**TASK REQUIREMENTS:**
Please rewrite the items below, replacing every "lifespan-unit" with "lifespan-suffix" and leaving all other text unchanged.

[Spatial annotation items]

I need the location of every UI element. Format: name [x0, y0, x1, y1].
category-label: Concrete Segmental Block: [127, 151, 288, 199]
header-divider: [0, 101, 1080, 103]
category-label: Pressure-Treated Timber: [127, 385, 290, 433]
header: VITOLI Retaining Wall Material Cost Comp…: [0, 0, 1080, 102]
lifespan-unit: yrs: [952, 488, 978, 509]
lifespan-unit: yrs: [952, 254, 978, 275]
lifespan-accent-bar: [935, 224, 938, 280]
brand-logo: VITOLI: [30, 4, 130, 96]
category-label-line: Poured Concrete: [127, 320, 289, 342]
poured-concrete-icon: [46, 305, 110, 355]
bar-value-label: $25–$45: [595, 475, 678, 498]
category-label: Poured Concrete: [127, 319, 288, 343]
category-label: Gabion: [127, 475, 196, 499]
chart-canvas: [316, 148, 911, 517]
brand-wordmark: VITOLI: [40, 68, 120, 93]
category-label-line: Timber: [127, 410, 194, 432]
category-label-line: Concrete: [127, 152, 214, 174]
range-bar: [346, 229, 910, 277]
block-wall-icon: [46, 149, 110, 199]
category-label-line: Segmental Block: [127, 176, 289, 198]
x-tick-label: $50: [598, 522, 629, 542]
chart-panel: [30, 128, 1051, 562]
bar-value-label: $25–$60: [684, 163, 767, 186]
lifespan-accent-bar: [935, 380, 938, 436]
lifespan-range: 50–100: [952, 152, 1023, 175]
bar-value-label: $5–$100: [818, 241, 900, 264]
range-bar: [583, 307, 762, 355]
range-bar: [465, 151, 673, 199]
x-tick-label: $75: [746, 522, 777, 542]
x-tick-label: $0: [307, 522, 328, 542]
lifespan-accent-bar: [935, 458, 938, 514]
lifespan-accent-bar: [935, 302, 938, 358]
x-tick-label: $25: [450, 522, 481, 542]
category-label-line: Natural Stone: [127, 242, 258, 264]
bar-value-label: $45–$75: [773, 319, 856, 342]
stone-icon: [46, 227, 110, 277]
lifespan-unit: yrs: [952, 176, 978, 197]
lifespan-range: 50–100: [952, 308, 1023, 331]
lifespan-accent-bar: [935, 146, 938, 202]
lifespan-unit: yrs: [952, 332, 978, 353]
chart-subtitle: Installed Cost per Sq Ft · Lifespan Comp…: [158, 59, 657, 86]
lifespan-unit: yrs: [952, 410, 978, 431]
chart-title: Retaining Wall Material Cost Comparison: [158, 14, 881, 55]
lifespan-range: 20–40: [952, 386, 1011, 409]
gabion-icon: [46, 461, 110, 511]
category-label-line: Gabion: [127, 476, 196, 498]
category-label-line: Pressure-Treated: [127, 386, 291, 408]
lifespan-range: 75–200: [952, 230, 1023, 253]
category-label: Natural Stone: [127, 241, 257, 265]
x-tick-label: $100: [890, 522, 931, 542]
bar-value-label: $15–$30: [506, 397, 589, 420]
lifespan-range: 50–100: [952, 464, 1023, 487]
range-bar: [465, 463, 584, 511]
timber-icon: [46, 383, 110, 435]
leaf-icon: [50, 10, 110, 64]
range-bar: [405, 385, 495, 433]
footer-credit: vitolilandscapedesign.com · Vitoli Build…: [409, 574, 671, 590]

**SOLUTION TO THE EXERCISE:**
I need the location of every UI element. Format: name [x0, y0, x1, y1].
category-label: Concrete Segmental Block: [127, 151, 288, 199]
header-divider: [0, 101, 1080, 103]
category-label: Pressure-Treated Timber: [127, 385, 290, 433]
header: VITOLI Retaining Wall Material Cost Comp…: [0, 0, 1080, 102]
lifespan-suffix: yrs: [952, 488, 978, 509]
lifespan-suffix: yrs: [952, 254, 978, 275]
lifespan-accent-bar: [935, 224, 938, 280]
brand-logo: VITOLI: [30, 4, 130, 96]
category-label-line: Poured Concrete: [127, 320, 289, 342]
poured-concrete-icon: [46, 305, 110, 355]
bar-value-label: $25–$45: [595, 475, 678, 498]
category-label: Poured Concrete: [127, 319, 288, 343]
category-label: Gabion: [127, 475, 196, 499]
chart-canvas: [316, 148, 911, 517]
brand-wordmark: VITOLI: [40, 68, 120, 93]
category-label-line: Timber: [127, 410, 194, 432]
category-label-line: Concrete: [127, 152, 214, 174]
range-bar: [346, 229, 910, 277]
block-wall-icon: [46, 149, 110, 199]
category-label-line: Segmental Block: [127, 176, 289, 198]
x-tick-label: $50: [598, 522, 629, 542]
chart-panel: [30, 128, 1051, 562]
bar-value-label: $25–$60: [684, 163, 767, 186]
lifespan-accent-bar: [935, 380, 938, 436]
lifespan-range: 50–100: [952, 152, 1023, 175]
bar-value-label: $5–$100: [818, 241, 900, 264]
range-bar: [583, 307, 762, 355]
range-bar: [465, 151, 673, 199]
x-tick-label: $75: [746, 522, 777, 542]
x-tick-label: $0: [307, 522, 328, 542]
lifespan-accent-bar: [935, 458, 938, 514]
lifespan-accent-bar: [935, 302, 938, 358]
x-tick-label: $25: [450, 522, 481, 542]
category-label-line: Natural Stone: [127, 242, 258, 264]
bar-value-label: $45–$75: [773, 319, 856, 342]
stone-icon: [46, 227, 110, 277]
lifespan-suffix: yrs: [952, 176, 978, 197]
lifespan-range: 50–100: [952, 308, 1023, 331]
lifespan-accent-bar: [935, 146, 938, 202]
lifespan-suffix: yrs: [952, 332, 978, 353]
chart-subtitle: Installed Cost per Sq Ft · Lifespan Comp…: [158, 59, 657, 86]
lifespan-suffix: yrs: [952, 410, 978, 431]
chart-title: Retaining Wall Material Cost Comparison: [158, 14, 881, 55]
lifespan-range: 20–40: [952, 386, 1011, 409]
gabion-icon: [46, 461, 110, 511]
category-label-line: Gabion: [127, 476, 196, 498]
category-label-line: Pressure-Treated: [127, 386, 291, 408]
lifespan-range: 75–200: [952, 230, 1023, 253]
category-label: Natural Stone: [127, 241, 257, 265]
x-tick-label: $100: [890, 522, 931, 542]
bar-value-label: $15–$30: [506, 397, 589, 420]
lifespan-range: 50–100: [952, 464, 1023, 487]
range-bar: [465, 463, 584, 511]
timber-icon: [46, 383, 110, 435]
leaf-icon: [50, 10, 110, 64]
range-bar: [405, 385, 495, 433]
footer-credit: vitolilandscapedesign.com · Vitoli Build…: [409, 574, 671, 590]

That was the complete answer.